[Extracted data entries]
+++
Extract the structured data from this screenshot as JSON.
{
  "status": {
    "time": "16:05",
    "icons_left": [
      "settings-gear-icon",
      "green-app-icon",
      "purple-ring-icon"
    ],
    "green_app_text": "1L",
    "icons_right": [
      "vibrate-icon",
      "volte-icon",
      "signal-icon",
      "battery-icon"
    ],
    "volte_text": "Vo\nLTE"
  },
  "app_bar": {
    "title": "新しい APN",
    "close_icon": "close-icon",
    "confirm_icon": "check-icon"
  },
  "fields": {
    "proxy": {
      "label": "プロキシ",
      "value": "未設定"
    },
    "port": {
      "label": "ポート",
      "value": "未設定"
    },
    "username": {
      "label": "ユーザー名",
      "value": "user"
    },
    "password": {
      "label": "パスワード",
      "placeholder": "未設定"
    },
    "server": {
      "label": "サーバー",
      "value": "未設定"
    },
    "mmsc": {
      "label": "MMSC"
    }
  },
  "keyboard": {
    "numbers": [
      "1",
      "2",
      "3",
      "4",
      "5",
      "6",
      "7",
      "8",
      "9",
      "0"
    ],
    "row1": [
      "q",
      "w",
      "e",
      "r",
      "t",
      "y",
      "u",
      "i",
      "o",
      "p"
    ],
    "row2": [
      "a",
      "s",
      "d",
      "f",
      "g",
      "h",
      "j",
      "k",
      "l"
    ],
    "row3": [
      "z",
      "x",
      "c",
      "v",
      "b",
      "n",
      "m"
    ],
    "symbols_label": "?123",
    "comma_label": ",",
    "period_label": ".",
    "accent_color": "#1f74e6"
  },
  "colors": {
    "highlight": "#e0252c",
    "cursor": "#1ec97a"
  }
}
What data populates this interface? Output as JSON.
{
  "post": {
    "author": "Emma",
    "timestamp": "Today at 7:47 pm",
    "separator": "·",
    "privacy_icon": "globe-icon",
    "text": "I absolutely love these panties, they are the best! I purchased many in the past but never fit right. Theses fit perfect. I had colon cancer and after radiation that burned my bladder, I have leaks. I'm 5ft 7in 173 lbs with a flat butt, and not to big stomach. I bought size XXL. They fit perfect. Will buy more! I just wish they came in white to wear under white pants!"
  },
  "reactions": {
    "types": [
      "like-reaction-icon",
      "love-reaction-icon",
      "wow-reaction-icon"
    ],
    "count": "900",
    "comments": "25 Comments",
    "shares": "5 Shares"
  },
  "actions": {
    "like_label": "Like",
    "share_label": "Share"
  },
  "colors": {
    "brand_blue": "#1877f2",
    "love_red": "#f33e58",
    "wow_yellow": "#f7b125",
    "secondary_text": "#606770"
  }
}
+++
* _Goal_
Copy all of the data. Keep every word exactly as it is.

* _Expected answer_
Extract the structured data from this screenshot as JSON.
{
  "status": {
    "time": "16:05",
    "icons_left": [
      "settings-gear-icon",
      "green-app-icon",
      "purple-ring-icon"
    ],
    "green_app_text": "1L",
    "icons_right": [
      "vibrate-icon",
      "volte-icon",
      "signal-icon",
      "battery-icon"
    ],
    "volte_text": "Vo\nLTE"
  },
  "app_bar": {
    "title": "新しい APN",
    "close_icon": "close-icon",
    "confirm_icon": "check-icon"
  },
  "fields": {
    "proxy": {
      "label": "プロキシ",
      "value": "未設定"
    },
    "port": {
      "label": "ポート",
      "value": "未設定"
    },
    "username": {
      "label": "ユーザー名",
      "value": "user"
    },
    "password": {
      "label": "パスワード",
      "placeholder": "未設定"
    },
    "server": {
      "label": "サーバー",
      "value": "未設定"
    },
    "mmsc": {
      "label": "MMSC"
    }
  },
  "keyboard": {
    "numbers": [
      "1",
      "2",
      "3",
      "4",
      "5",
      "6",
      "7",
      "8",
      "9",
      "0"
    ],
    "row1": [
      "q",
      "w",
      "e",
      "r",
      "t",
      "y",
      "u",
      "i",
      "o",
      "p"
    ],
    "row2": [
      "a",
      "s",
      "d",
      "f",
      "g",
      "h",
      "j",
      "k",
      "l"
    ],
    "row3": [
      "z",
      "x",
      "c",
      "v",
      "b",
      "n",
      "m"
    ],
    "symbols_label": "?123",
    "comma_label": ",",
    "period_label": ".",
    "accent_color": "#1f74e6"
  },
  "colors": {
    "highlight": "#e0252c",
    "cursor": "#1ec97a"
  }
}
What data populates this interface? Output as JSON.
{
  "post": {
    "author": "Emma",
    "timestamp": "Today at 7:47 pm",
    "separator": "·",
    "privacy_icon": "globe-icon",
    "text": "I absolutely love these panties, they are the best! I purchased many in the past but never fit right. Theses fit perfect. I had colon cancer and after radiation that burned my bladder, I have leaks. I'm 5ft 7in 173 lbs with a flat butt, and not to big stomach. I bought size XXL. They fit perfect. Will buy more! I just wish they came in white to wear under white pants!"
  },
  "reactions": {
    "types": [
      "like-reaction-icon",
      "love-reaction-icon",
      "wow-reaction-icon"
    ],
    "count": "900",
    "comments": "25 Comments",
    "shares": "5 Shares"
  },
  "actions": {
    "like_label": "Like",
    "share_label": "Share"
  },
  "colors": {
    "brand_blue": "#1877f2",
    "love_red": "#f33e58",
    "wow_yellow": "#f7b125",
    "secondary_text": "#606770"
  }
}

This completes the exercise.